• **Supplied records**:
_ _ _
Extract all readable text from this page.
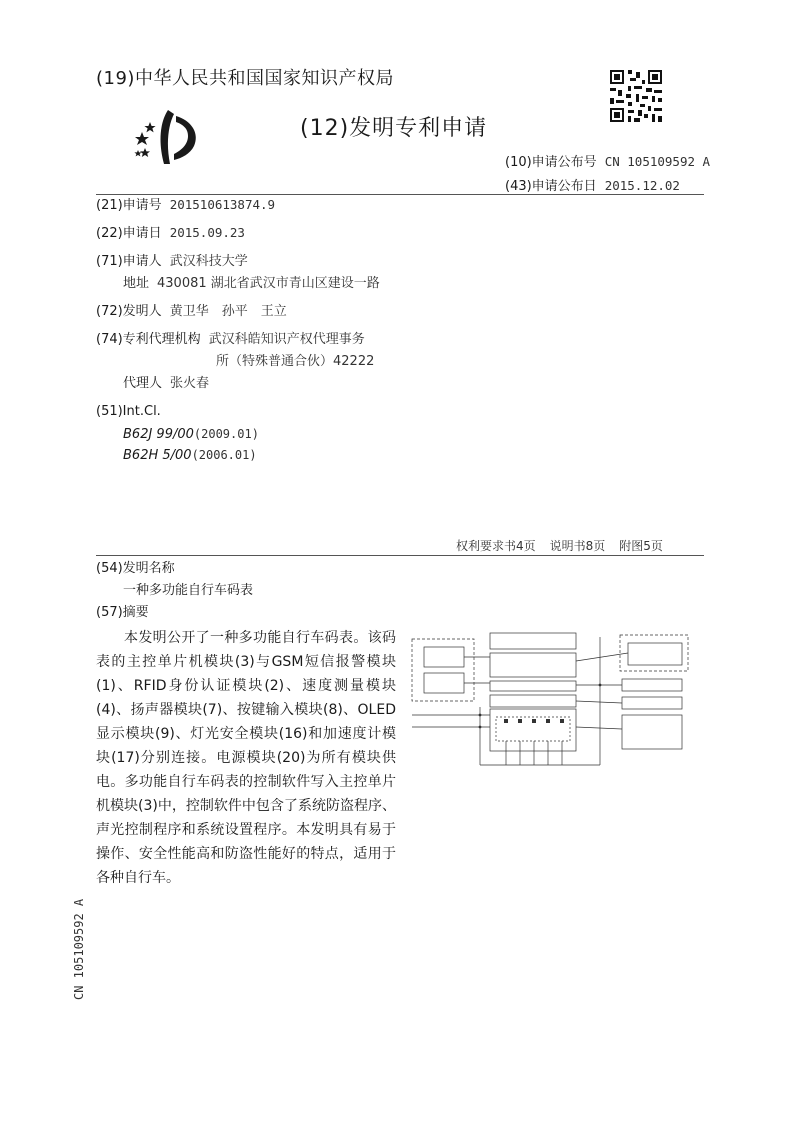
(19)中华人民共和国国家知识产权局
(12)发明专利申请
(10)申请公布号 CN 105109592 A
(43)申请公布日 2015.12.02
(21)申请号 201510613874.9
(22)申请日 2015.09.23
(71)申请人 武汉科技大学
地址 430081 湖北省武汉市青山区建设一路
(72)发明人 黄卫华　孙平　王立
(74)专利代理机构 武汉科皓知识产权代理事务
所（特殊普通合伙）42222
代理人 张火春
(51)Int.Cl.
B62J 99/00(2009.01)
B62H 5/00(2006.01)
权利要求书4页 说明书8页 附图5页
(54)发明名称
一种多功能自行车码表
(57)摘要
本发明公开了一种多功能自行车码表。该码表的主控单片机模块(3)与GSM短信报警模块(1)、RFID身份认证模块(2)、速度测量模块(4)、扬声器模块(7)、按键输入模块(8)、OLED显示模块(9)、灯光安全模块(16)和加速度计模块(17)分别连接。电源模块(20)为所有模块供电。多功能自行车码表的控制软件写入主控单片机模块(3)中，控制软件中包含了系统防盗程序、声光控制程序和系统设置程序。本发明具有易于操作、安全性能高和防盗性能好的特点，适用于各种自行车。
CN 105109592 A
_ _ _
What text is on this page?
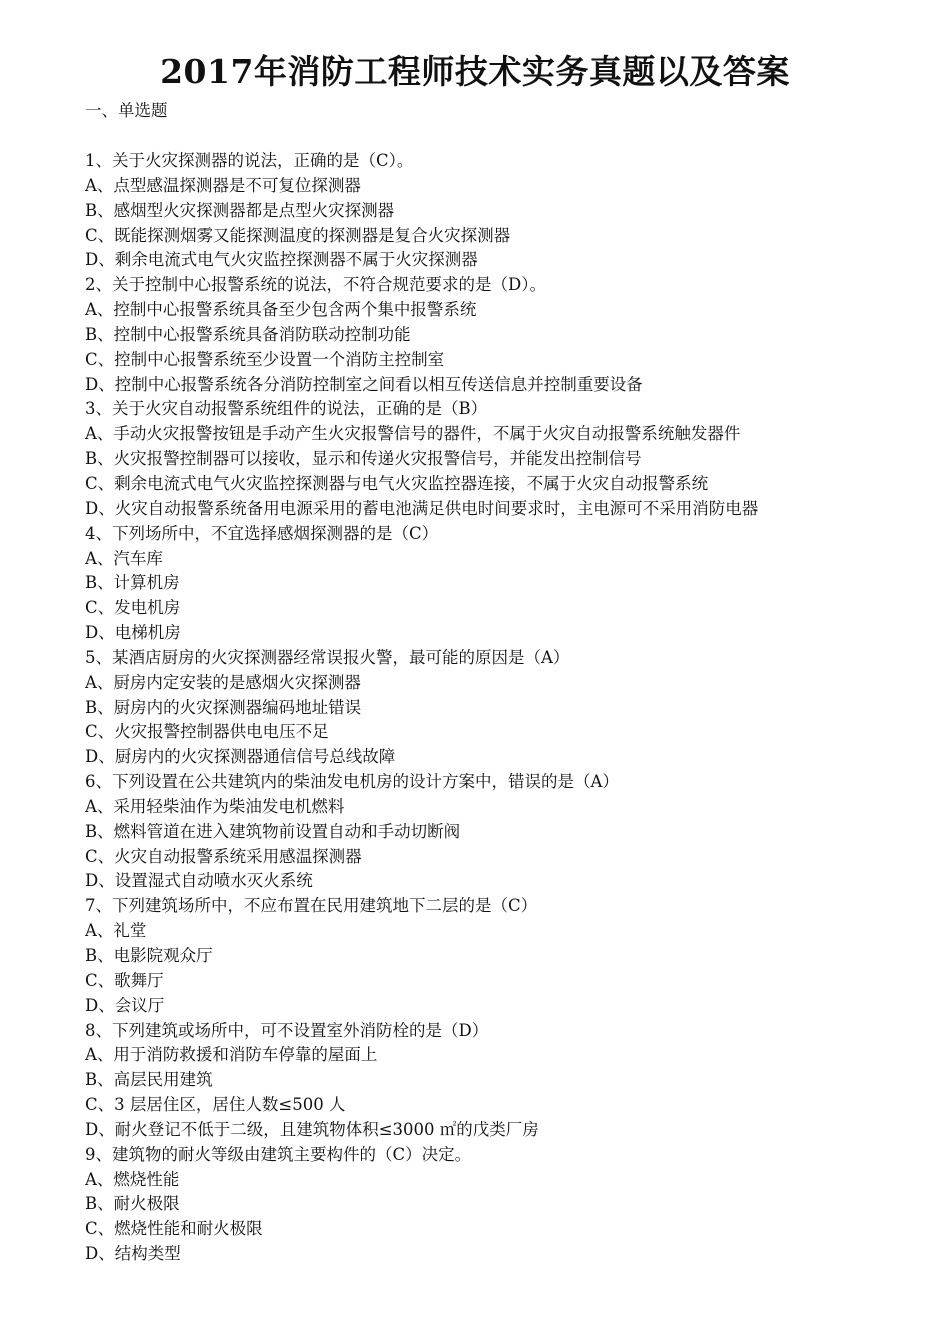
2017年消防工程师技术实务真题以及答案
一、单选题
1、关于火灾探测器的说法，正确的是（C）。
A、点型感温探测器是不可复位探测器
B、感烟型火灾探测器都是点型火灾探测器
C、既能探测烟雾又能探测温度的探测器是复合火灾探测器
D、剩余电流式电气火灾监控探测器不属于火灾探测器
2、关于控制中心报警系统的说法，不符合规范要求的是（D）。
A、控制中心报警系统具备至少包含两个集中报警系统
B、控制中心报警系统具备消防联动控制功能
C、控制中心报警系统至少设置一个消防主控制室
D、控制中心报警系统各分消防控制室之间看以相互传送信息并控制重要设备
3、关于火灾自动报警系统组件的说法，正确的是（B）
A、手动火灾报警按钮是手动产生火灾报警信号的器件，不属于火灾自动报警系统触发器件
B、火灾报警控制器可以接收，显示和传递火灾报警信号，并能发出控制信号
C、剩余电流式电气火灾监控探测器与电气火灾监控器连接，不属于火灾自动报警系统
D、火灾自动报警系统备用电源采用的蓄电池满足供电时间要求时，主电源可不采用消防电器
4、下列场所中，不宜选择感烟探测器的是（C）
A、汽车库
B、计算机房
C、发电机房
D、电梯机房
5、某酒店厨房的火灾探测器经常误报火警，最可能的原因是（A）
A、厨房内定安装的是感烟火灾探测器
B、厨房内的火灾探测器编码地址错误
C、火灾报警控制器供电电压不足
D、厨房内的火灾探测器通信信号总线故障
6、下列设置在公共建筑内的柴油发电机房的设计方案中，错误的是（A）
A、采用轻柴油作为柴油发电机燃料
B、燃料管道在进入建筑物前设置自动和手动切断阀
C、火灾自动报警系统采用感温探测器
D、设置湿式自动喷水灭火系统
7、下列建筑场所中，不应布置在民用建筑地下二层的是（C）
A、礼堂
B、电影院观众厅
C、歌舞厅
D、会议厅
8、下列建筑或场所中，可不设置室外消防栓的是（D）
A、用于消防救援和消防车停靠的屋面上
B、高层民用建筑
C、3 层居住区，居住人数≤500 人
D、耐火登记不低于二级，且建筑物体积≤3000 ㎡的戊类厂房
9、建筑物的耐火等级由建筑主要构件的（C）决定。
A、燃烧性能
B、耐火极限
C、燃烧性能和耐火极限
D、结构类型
_ _ _
• **Work instructions**: Report the number of lines containing the string "text" and add nothing to it.

• **Correct response**: 2